In the listing below, count the lines containing the string "text" and state only the number.

········

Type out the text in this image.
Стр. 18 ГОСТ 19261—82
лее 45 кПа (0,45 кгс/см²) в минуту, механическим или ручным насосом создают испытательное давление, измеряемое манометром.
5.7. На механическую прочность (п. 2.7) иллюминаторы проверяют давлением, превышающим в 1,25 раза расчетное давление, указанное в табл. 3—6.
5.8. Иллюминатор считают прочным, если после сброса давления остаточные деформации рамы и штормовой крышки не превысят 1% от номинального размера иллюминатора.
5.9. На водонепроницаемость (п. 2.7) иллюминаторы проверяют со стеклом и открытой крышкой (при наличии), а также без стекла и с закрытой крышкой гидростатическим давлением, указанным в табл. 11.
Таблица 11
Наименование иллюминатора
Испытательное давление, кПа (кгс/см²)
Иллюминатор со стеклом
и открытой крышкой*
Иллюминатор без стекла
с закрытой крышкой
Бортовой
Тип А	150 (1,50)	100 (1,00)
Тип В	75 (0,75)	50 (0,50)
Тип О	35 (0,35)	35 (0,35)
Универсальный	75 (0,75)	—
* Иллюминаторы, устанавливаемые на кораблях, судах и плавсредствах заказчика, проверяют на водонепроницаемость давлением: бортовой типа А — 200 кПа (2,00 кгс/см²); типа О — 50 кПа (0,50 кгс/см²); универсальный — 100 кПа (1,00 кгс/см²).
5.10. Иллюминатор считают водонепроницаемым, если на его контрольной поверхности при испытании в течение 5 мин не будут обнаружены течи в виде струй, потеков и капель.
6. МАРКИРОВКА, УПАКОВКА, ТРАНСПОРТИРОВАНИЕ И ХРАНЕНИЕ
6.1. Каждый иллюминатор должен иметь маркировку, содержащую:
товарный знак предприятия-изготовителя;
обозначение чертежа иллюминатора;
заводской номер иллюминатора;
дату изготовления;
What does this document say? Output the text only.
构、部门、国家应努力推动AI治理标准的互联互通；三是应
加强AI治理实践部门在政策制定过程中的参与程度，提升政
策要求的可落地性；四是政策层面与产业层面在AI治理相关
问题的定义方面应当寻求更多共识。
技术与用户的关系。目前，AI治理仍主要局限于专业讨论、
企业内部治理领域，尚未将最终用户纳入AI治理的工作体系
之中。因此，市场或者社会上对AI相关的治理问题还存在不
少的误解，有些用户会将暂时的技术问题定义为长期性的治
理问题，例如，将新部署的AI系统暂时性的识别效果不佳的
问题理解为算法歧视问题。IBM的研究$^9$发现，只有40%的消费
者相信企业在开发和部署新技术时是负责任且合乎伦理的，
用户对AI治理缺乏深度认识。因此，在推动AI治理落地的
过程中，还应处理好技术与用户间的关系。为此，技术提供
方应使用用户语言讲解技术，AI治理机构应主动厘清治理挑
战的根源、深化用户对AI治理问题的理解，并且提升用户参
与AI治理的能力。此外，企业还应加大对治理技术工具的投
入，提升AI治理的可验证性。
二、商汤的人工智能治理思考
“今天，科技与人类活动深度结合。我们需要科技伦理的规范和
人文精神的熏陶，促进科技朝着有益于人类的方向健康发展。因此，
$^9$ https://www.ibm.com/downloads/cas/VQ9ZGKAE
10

········

▶ _Correct output_
2